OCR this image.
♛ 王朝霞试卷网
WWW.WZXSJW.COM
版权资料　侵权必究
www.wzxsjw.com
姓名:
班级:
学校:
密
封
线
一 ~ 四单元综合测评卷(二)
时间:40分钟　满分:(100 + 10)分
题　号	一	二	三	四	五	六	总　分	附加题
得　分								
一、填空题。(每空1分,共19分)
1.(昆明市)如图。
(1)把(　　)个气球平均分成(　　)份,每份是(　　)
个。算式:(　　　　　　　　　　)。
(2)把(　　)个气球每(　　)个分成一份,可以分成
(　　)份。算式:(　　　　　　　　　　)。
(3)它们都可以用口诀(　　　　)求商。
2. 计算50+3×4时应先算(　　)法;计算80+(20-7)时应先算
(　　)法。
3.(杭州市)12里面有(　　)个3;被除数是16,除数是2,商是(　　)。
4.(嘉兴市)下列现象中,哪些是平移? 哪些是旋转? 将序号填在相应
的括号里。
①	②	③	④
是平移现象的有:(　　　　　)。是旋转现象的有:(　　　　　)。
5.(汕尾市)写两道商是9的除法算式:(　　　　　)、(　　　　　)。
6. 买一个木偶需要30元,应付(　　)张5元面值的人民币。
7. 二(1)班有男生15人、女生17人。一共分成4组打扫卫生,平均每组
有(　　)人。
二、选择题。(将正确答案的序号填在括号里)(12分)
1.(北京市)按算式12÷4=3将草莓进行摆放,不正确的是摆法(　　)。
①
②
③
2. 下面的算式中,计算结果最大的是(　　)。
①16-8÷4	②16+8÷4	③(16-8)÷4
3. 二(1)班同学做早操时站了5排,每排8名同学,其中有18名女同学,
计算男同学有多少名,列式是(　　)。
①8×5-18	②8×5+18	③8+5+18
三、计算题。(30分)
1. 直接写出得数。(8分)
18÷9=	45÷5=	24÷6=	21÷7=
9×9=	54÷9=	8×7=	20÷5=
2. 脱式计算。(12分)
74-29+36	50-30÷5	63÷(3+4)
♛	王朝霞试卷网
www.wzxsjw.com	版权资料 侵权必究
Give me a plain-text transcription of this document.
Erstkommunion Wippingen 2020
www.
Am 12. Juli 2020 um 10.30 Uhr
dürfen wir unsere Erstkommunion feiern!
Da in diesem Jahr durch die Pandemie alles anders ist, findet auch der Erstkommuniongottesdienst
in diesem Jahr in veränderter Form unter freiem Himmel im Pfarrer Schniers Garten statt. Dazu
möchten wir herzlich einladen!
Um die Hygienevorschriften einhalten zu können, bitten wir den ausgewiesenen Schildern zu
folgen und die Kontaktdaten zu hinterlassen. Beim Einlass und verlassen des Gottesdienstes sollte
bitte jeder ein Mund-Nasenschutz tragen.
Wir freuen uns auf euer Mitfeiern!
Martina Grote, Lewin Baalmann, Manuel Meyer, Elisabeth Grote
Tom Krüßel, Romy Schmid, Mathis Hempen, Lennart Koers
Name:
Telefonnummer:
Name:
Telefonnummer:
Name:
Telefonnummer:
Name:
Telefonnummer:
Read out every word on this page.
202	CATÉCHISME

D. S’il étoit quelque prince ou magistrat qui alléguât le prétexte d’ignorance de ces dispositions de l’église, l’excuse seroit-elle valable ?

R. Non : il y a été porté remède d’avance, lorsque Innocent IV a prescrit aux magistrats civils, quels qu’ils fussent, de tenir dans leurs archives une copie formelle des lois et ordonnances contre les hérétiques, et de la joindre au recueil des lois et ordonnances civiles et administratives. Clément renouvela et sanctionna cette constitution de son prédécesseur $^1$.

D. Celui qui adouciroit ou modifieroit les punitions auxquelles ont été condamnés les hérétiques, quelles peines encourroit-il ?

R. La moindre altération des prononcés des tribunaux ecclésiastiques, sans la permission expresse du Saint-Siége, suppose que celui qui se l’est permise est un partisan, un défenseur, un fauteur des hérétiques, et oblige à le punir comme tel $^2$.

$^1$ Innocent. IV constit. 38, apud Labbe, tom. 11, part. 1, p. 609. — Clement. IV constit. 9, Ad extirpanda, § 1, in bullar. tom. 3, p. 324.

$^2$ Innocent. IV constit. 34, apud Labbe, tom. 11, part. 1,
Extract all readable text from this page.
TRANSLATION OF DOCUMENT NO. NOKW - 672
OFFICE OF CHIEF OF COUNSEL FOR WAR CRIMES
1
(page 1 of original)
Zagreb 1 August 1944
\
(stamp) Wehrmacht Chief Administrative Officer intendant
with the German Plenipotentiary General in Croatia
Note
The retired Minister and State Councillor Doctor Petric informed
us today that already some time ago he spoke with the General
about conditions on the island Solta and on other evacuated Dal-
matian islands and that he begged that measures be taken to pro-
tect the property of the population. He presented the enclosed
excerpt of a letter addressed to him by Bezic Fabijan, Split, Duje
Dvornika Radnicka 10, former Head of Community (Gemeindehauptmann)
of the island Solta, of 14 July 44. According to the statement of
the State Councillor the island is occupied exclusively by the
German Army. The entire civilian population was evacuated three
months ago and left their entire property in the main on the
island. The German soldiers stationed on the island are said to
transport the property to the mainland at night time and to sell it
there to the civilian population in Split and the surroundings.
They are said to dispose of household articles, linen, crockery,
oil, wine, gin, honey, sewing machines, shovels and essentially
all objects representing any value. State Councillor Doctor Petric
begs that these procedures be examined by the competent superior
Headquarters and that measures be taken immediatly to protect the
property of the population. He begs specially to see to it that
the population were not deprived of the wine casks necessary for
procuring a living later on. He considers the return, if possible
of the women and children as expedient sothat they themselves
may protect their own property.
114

*Written request*.
Produce an exact copy of every entry above.

*The reply*.
OCR this image.
♛ 王朝霞试卷网
WWW.WZXSJW.COM
版权资料　侵权必究
www.wzxsjw.com
姓名:
班级:
学校:
密
封
线
一 ~ 四单元综合测评卷(二)
时间:40分钟　满分:(100 + 10)分
题　号	一	二	三	四	五	六	总　分	附加题
得　分								
一、填空题。(每空1分,共19分)
1.(昆明市)如图。
(1)把(　　)个气球平均分成(　　)份,每份是(　　)
个。算式:(　　　　　　　　　　)。
(2)把(　　)个气球每(　　)个分成一份,可以分成
(　　)份。算式:(　　　　　　　　　　)。
(3)它们都可以用口诀(　　　　)求商。
2. 计算50+3×4时应先算(　　)法;计算80+(20-7)时应先算
(　　)法。
3.(杭州市)12里面有(　　)个3;被除数是16,除数是2,商是(　　)。
4.(嘉兴市)下列现象中,哪些是平移? 哪些是旋转? 将序号填在相应
的括号里。
①	②	③	④
是平移现象的有:(　　　　　)。是旋转现象的有:(　　　　　)。
5.(汕尾市)写两道商是9的除法算式:(　　　　　)、(　　　　　)。
6. 买一个木偶需要30元,应付(　　)张5元面值的人民币。
7. 二(1)班有男生15人、女生17人。一共分成4组打扫卫生,平均每组
有(　　)人。
二、选择题。(将正确答案的序号填在括号里)(12分)
1.(北京市)按算式12÷4=3将草莓进行摆放,不正确的是摆法(　　)。
①
②
③
2. 下面的算式中,计算结果最大的是(　　)。
①16-8÷4	②16+8÷4	③(16-8)÷4
3. 二(1)班同学做早操时站了5排,每排8名同学,其中有18名女同学,
计算男同学有多少名,列式是(　　)。
①8×5-18	②8×5+18	③8+5+18
三、计算题。(30分)
1. 直接写出得数。(8分)
18÷9=	45÷5=	24÷6=	21÷7=
9×9=	54÷9=	8×7=	20÷5=
2. 脱式计算。(12分)
74-29+36	50-30÷5	63÷(3+4)
♛	王朝霞试卷网
www.wzxsjw.com	版权资料 侵权必究
Give me a plain-text transcription of this document.
Erstkommunion Wippingen 2020
www.
Am 12. Juli 2020 um 10.30 Uhr
dürfen wir unsere Erstkommunion feiern!
Da in diesem Jahr durch die Pandemie alles anders ist, findet auch der Erstkommuniongottesdienst
in diesem Jahr in veränderter Form unter freiem Himmel im Pfarrer Schniers Garten statt. Dazu
möchten wir herzlich einladen!
Um die Hygienevorschriften einhalten zu können, bitten wir den ausgewiesenen Schildern zu
folgen und die Kontaktdaten zu hinterlassen. Beim Einlass und verlassen des Gottesdienstes sollte
bitte jeder ein Mund-Nasenschutz tragen.
Wir freuen uns auf euer Mitfeiern!
Martina Grote, Lewin Baalmann, Manuel Meyer, Elisabeth Grote
Tom Krüßel, Romy Schmid, Mathis Hempen, Lennart Koers
Name:
Telefonnummer:
Name:
Telefonnummer:
Name:
Telefonnummer:
Name:
Telefonnummer:
Read out every word on this page.
202	CATÉCHISME

D. S’il étoit quelque prince ou magistrat qui alléguât le prétexte d’ignorance de ces dispositions de l’église, l’excuse seroit-elle valable ?

R. Non : il y a été porté remède d’avance, lorsque Innocent IV a prescrit aux magistrats civils, quels qu’ils fussent, de tenir dans leurs archives une copie formelle des lois et ordonnances contre les hérétiques, et de la joindre au recueil des lois et ordonnances civiles et administratives. Clément renouvela et sanctionna cette constitution de son prédécesseur $^1$.

D. Celui qui adouciroit ou modifieroit les punitions auxquelles ont été condamnés les hérétiques, quelles peines encourroit-il ?

R. La moindre altération des prononcés des tribunaux ecclésiastiques, sans la permission expresse du Saint-Siége, suppose que celui qui se l’est permise est un partisan, un défenseur, un fauteur des hérétiques, et oblige à le punir comme tel $^2$.

$^1$ Innocent. IV constit. 38, apud Labbe, tom. 11, part. 1, p. 609. — Clement. IV constit. 9, Ad extirpanda, § 1, in bullar. tom. 3, p. 324.

$^2$ Innocent. IV constit. 34, apud Labbe, tom. 11, part. 1,
Extract all readable text from this page.
TRANSLATION OF DOCUMENT NO. NOKW - 672
OFFICE OF CHIEF OF COUNSEL FOR WAR CRIMES
1
(page 1 of original)
Zagreb 1 August 1944
\
(stamp) Wehrmacht Chief Administrative Officer intendant
with the German Plenipotentiary General in Croatia
Note
The retired Minister and State Councillor Doctor Petric informed
us today that already some time ago he spoke with the General
about conditions on the island Solta and on other evacuated Dal-
matian islands and that he begged that measures be taken to pro-
tect the property of the population. He presented the enclosed
excerpt of a letter addressed to him by Bezic Fabijan, Split, Duje
Dvornika Radnicka 10, former Head of Community (Gemeindehauptmann)
of the island Solta, of 14 July 44. According to the statement of
the State Councillor the island is occupied exclusively by the
German Army. The entire civilian population was evacuated three
months ago and left their entire property in the main on the
island. The German soldiers stationed on the island are said to
transport the property to the mainland at night time and to sell it
there to the civilian population in Split and the surroundings.
They are said to dispose of household articles, linen, crockery,
oil, wine, gin, honey, sewing machines, shovels and essentially
all objects representing any value. State Councillor Doctor Petric
begs that these procedures be examined by the competent superior
Headquarters and that measures be taken immediatly to protect the
property of the population. He begs specially to see to it that
the population were not deprived of the wine casks necessary for
procuring a living later on. He considers the return, if possible
of the women and children as expedient sothat they themselves
may protect their own property.
114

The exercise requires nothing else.